[Dataset entries]

-- BEGIN --

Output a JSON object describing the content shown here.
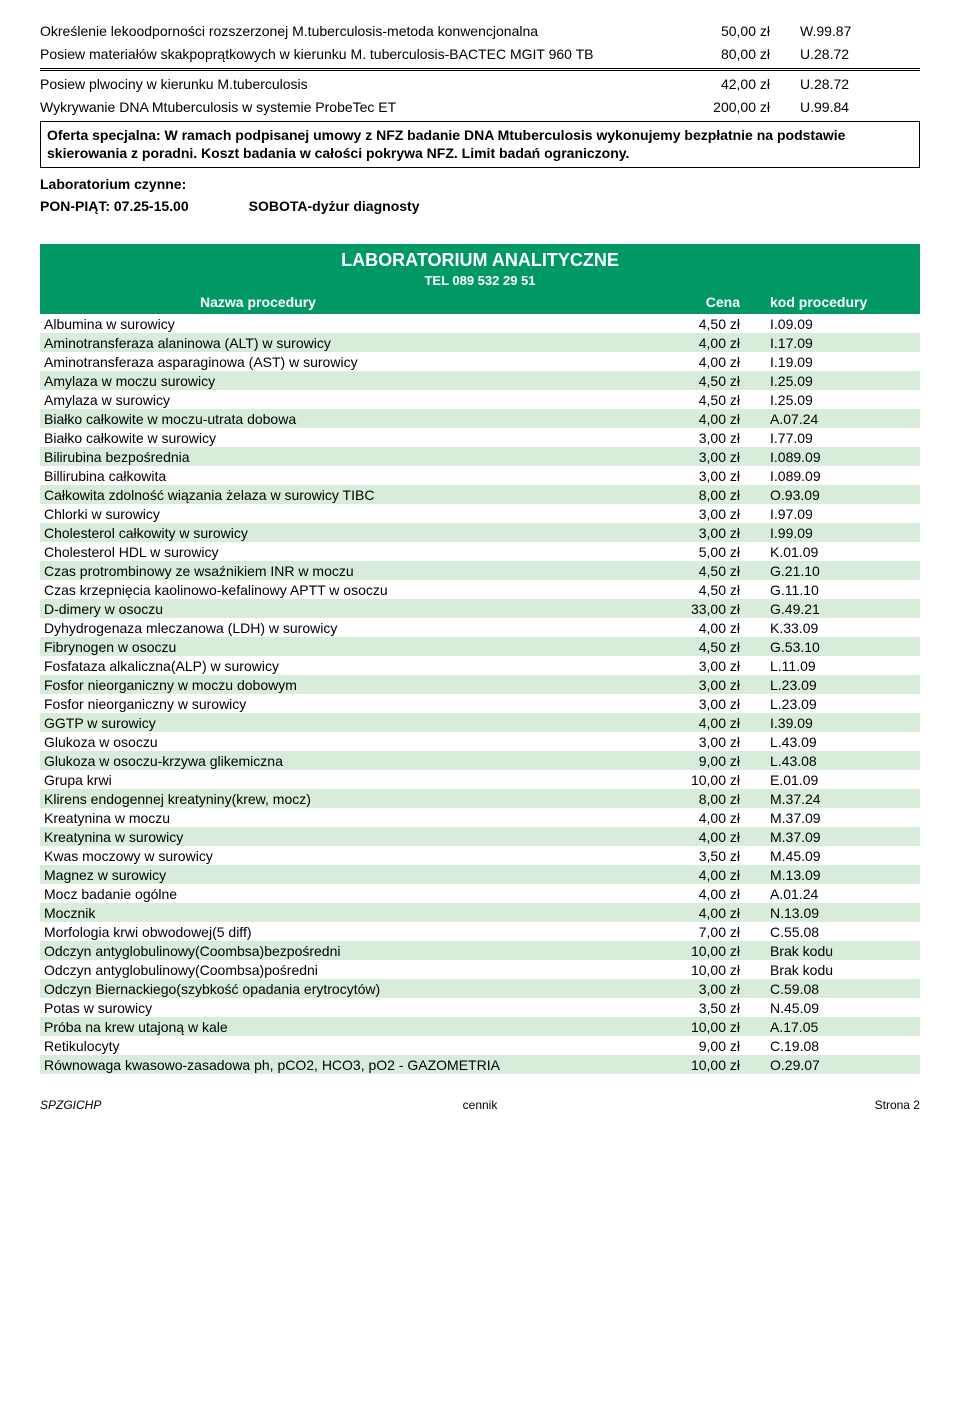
{
  "top": [
    {
      "name": "Określenie lekoodporności rozszerzonej M.tuberculosis-metoda konwencjonalna",
      "price": "50,00 zł",
      "code": "W.99.87"
    },
    {
      "name": "Posiew materiałów skakpoprątkowych w kierunku M. tuberculosis-BACTEC MGIT 960 TB",
      "price": "80,00 zł",
      "code": "U.28.72"
    }
  ],
  "topAfter": [
    {
      "name": "Posiew plwociny w kierunku M.tuberculosis",
      "price": "42,00 zł",
      "code": "U.28.72"
    },
    {
      "name": "Wykrywanie DNA Mtuberculosis w systemie ProbeTec ET",
      "price": "200,00 zł",
      "code": "U.99.84"
    }
  ],
  "offer": "Oferta specjalna: W ramach podpisanej umowy z NFZ badanie DNA Mtuberculosis wykonujemy bezpłatnie na podstawie skierowania z poradni. Koszt badania w całości pokrywa NFZ. Limit badań ograniczony.",
  "labOpen": "Laboratorium czynne:",
  "labHours1": "PON-PIĄT: 07.25-15.00",
  "labHours2": "SOBOTA-dyżur diagnosty",
  "greenTitle": "LABORATORIUM ANALITYCZNE",
  "greenTel": "TEL 089 532 29 51",
  "colName": "Nazwa procedury",
  "colPrice": "Cena",
  "colCode": "kod procedury",
  "rows": [
    {
      "name": "Albumina w surowicy",
      "price": "4,50 zł",
      "code": "I.09.09"
    },
    {
      "name": "Aminotransferaza alaninowa (ALT) w surowicy",
      "price": "4,00 zł",
      "code": "I.17.09"
    },
    {
      "name": "Aminotransferaza asparaginowa (AST) w surowicy",
      "price": "4,00 zł",
      "code": "I.19.09"
    },
    {
      "name": "Amylaza w moczu surowicy",
      "price": "4,50 zł",
      "code": "I.25.09"
    },
    {
      "name": "Amylaza w surowicy",
      "price": "4,50 zł",
      "code": "I.25.09"
    },
    {
      "name": "Białko całkowite w moczu-utrata dobowa",
      "price": "4,00 zł",
      "code": "A.07.24"
    },
    {
      "name": "Białko całkowite w surowicy",
      "price": "3,00 zł",
      "code": "I.77.09"
    },
    {
      "name": "Bilirubina bezpośrednia",
      "price": "3,00 zł",
      "code": "I.089.09"
    },
    {
      "name": "Billirubina całkowita",
      "price": "3,00 zł",
      "code": "I.089.09"
    },
    {
      "name": "Całkowita zdolność wiązania żelaza w surowicy TIBC",
      "price": "8,00 zł",
      "code": "O.93.09"
    },
    {
      "name": "Chlorki w surowicy",
      "price": "3,00 zł",
      "code": "I.97.09"
    },
    {
      "name": "Cholesterol całkowity w surowicy",
      "price": "3,00 zł",
      "code": "I.99.09"
    },
    {
      "name": "Cholesterol HDL w surowicy",
      "price": "5,00 zł",
      "code": "K.01.09"
    },
    {
      "name": "Czas protrombinowy ze wsaźnikiem INR w moczu",
      "price": "4,50 zł",
      "code": "G.21.10"
    },
    {
      "name": "Czas krzepnięcia kaolinowo-kefalinowy APTT w osoczu",
      "price": "4,50 zł",
      "code": "G.11.10"
    },
    {
      "name": "D-dimery w osoczu",
      "price": "33,00 zł",
      "code": "G.49.21"
    },
    {
      "name": "Dyhydrogenaza mleczanowa (LDH) w surowicy",
      "price": "4,00 zł",
      "code": "K.33.09"
    },
    {
      "name": "Fibrynogen w osoczu",
      "price": "4,50 zł",
      "code": "G.53.10"
    },
    {
      "name": "Fosfataza alkaliczna(ALP) w surowicy",
      "price": "3,00 zł",
      "code": "L.11.09"
    },
    {
      "name": "Fosfor nieorganiczny w moczu dobowym",
      "price": "3,00 zł",
      "code": "L.23.09"
    },
    {
      "name": "Fosfor nieorganiczny w surowicy",
      "price": "3,00 zł",
      "code": "L.23.09"
    },
    {
      "name": "GGTP w surowicy",
      "price": "4,00 zł",
      "code": "I.39.09"
    },
    {
      "name": "Glukoza w osoczu",
      "price": "3,00 zł",
      "code": "L.43.09"
    },
    {
      "name": "Glukoza w osoczu-krzywa glikemiczna",
      "price": "9,00 zł",
      "code": "L.43.08"
    },
    {
      "name": "Grupa krwi",
      "price": "10,00 zł",
      "code": "E.01.09"
    },
    {
      "name": "Klirens endogennej kreatyniny(krew, mocz)",
      "price": "8,00 zł",
      "code": "M.37.24"
    },
    {
      "name": "Kreatynina w moczu",
      "price": "4,00 zł",
      "code": "M.37.09"
    },
    {
      "name": "Kreatynina w surowicy",
      "price": "4,00 zł",
      "code": "M.37.09"
    },
    {
      "name": "Kwas moczowy w surowicy",
      "price": "3,50 zł",
      "code": "M.45.09"
    },
    {
      "name": "Magnez w surowicy",
      "price": "4,00 zł",
      "code": "M.13.09"
    },
    {
      "name": "Mocz badanie ogólne",
      "price": "4,00 zł",
      "code": "A.01.24"
    },
    {
      "name": "Mocznik",
      "price": "4,00 zł",
      "code": "N.13.09"
    },
    {
      "name": "Morfologia krwi obwodowej(5 diff)",
      "price": "7,00 zł",
      "code": "C.55.08"
    },
    {
      "name": "Odczyn antyglobulinowy(Coombsa)bezpośredni",
      "price": "10,00 zł",
      "code": "Brak kodu"
    },
    {
      "name": "Odczyn antyglobulinowy(Coombsa)pośredni",
      "price": "10,00 zł",
      "code": "Brak kodu"
    },
    {
      "name": "Odczyn Biernackiego(szybkość opadania erytrocytów)",
      "price": "3,00 zł",
      "code": "C.59.08"
    },
    {
      "name": "Potas w surowicy",
      "price": "3,50 zł",
      "code": "N.45.09"
    },
    {
      "name": "Próba na krew utajoną w kale",
      "price": "10,00 zł",
      "code": "A.17.05"
    },
    {
      "name": "Retikulocyty",
      "price": "9,00 zł",
      "code": "C.19.08"
    },
    {
      "name": "Równowaga kwasowo-zasadowa ph, pCO2, HCO3, pO2 - GAZOMETRIA",
      "price": "10,00 zł",
      "code": "O.29.07"
    }
  ],
  "footer": {
    "left": "SPZGICHP",
    "center": "cennik",
    "right": "Strona 2"
  }
}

-- END --

> [GOAL OF THE EXERCISE] All preceding records should be duplicated verbatim, images excepted.

> [EXERCISE ANSWER]
Output a JSON object describing the content shown here.
{
  "top": [
    {
      "name": "Określenie lekoodporności rozszerzonej M.tuberculosis-metoda konwencjonalna",
      "price": "50,00 zł",
      "code": "W.99.87"
    },
    {
      "name": "Posiew materiałów skakpoprątkowych w kierunku M. tuberculosis-BACTEC MGIT 960 TB",
      "price": "80,00 zł",
      "code": "U.28.72"
    }
  ],
  "topAfter": [
    {
      "name": "Posiew plwociny w kierunku M.tuberculosis",
      "price": "42,00 zł",
      "code": "U.28.72"
    },
    {
      "name": "Wykrywanie DNA Mtuberculosis w systemie ProbeTec ET",
      "price": "200,00 zł",
      "code": "U.99.84"
    }
  ],
  "offer": "Oferta specjalna: W ramach podpisanej umowy z NFZ badanie DNA Mtuberculosis wykonujemy bezpłatnie na podstawie skierowania z poradni. Koszt badania w całości pokrywa NFZ. Limit badań ograniczony.",
  "labOpen": "Laboratorium czynne:",
  "labHours1": "PON-PIĄT: 07.25-15.00",
  "labHours2": "SOBOTA-dyżur diagnosty",
  "greenTitle": "LABORATORIUM ANALITYCZNE",
  "greenTel": "TEL 089 532 29 51",
  "colName": "Nazwa procedury",
  "colPrice": "Cena",
  "colCode": "kod procedury",
  "rows": [
    {
      "name": "Albumina w surowicy",
      "price": "4,50 zł",
      "code": "I.09.09"
    },
    {
      "name": "Aminotransferaza alaninowa (ALT) w surowicy",
      "price": "4,00 zł",
      "code": "I.17.09"
    },
    {
      "name": "Aminotransferaza asparaginowa (AST) w surowicy",
      "price": "4,00 zł",
      "code": "I.19.09"
    },
    {
      "name": "Amylaza w moczu surowicy",
      "price": "4,50 zł",
      "code": "I.25.09"
    },
    {
      "name": "Amylaza w surowicy",
      "price": "4,50 zł",
      "code": "I.25.09"
    },
    {
      "name": "Białko całkowite w moczu-utrata dobowa",
      "price": "4,00 zł",
      "code": "A.07.24"
    },
    {
      "name": "Białko całkowite w surowicy",
      "price": "3,00 zł",
      "code": "I.77.09"
    },
    {
      "name": "Bilirubina bezpośrednia",
      "price": "3,00 zł",
      "code": "I.089.09"
    },
    {
      "name": "Billirubina całkowita",
      "price": "3,00 zł",
      "code": "I.089.09"
    },
    {
      "name": "Całkowita zdolność wiązania żelaza w surowicy TIBC",
      "price": "8,00 zł",
      "code": "O.93.09"
    },
    {
      "name": "Chlorki w surowicy",
      "price": "3,00 zł",
      "code": "I.97.09"
    },
    {
      "name": "Cholesterol całkowity w surowicy",
      "price": "3,00 zł",
      "code": "I.99.09"
    },
    {
      "name": "Cholesterol HDL w surowicy",
      "price": "5,00 zł",
      "code": "K.01.09"
    },
    {
      "name": "Czas protrombinowy ze wsaźnikiem INR w moczu",
      "price": "4,50 zł",
      "code": "G.21.10"
    },
    {
      "name": "Czas krzepnięcia kaolinowo-kefalinowy APTT w osoczu",
      "price": "4,50 zł",
      "code": "G.11.10"
    },
    {
      "name": "D-dimery w osoczu",
      "price": "33,00 zł",
      "code": "G.49.21"
    },
    {
      "name": "Dyhydrogenaza mleczanowa (LDH) w surowicy",
      "price": "4,00 zł",
      "code": "K.33.09"
    },
    {
      "name": "Fibrynogen w osoczu",
      "price": "4,50 zł",
      "code": "G.53.10"
    },
    {
      "name": "Fosfataza alkaliczna(ALP) w surowicy",
      "price": "3,00 zł",
      "code": "L.11.09"
    },
    {
      "name": "Fosfor nieorganiczny w moczu dobowym",
      "price": "3,00 zł",
      "code": "L.23.09"
    },
    {
      "name": "Fosfor nieorganiczny w surowicy",
      "price": "3,00 zł",
      "code": "L.23.09"
    },
    {
      "name": "GGTP w surowicy",
      "price": "4,00 zł",
      "code": "I.39.09"
    },
    {
      "name": "Glukoza w osoczu",
      "price": "3,00 zł",
      "code": "L.43.09"
    },
    {
      "name": "Glukoza w osoczu-krzywa glikemiczna",
      "price": "9,00 zł",
      "code": "L.43.08"
    },
    {
      "name": "Grupa krwi",
      "price": "10,00 zł",
      "code": "E.01.09"
    },
    {
      "name": "Klirens endogennej kreatyniny(krew, mocz)",
      "price": "8,00 zł",
      "code": "M.37.24"
    },
    {
      "name": "Kreatynina w moczu",
      "price": "4,00 zł",
      "code": "M.37.09"
    },
    {
      "name": "Kreatynina w surowicy",
      "price": "4,00 zł",
      "code": "M.37.09"
    },
    {
      "name": "Kwas moczowy w surowicy",
      "price": "3,50 zł",
      "code": "M.45.09"
    },
    {
      "name": "Magnez w surowicy",
      "price": "4,00 zł",
      "code": "M.13.09"
    },
    {
      "name": "Mocz badanie ogólne",
      "price": "4,00 zł",
      "code": "A.01.24"
    },
    {
      "name": "Mocznik",
      "price": "4,00 zł",
      "code": "N.13.09"
    },
    {
      "name": "Morfologia krwi obwodowej(5 diff)",
      "price": "7,00 zł",
      "code": "C.55.08"
    },
    {
      "name": "Odczyn antyglobulinowy(Coombsa)bezpośredni",
      "price": "10,00 zł",
      "code": "Brak kodu"
    },
    {
      "name": "Odczyn antyglobulinowy(Coombsa)pośredni",
      "price": "10,00 zł",
      "code": "Brak kodu"
    },
    {
      "name": "Odczyn Biernackiego(szybkość opadania erytrocytów)",
      "price": "3,00 zł",
      "code": "C.59.08"
    },
    {
      "name": "Potas w surowicy",
      "price": "3,50 zł",
      "code": "N.45.09"
    },
    {
      "name": "Próba na krew utajoną w kale",
      "price": "10,00 zł",
      "code": "A.17.05"
    },
    {
      "name": "Retikulocyty",
      "price": "9,00 zł",
      "code": "C.19.08"
    },
    {
      "name": "Równowaga kwasowo-zasadowa ph, pCO2, HCO3, pO2 - GAZOMETRIA",
      "price": "10,00 zł",
      "code": "O.29.07"
    }
  ],
  "footer": {
    "left": "SPZGICHP",
    "center": "cennik",
    "right": "Strona 2"
  }
}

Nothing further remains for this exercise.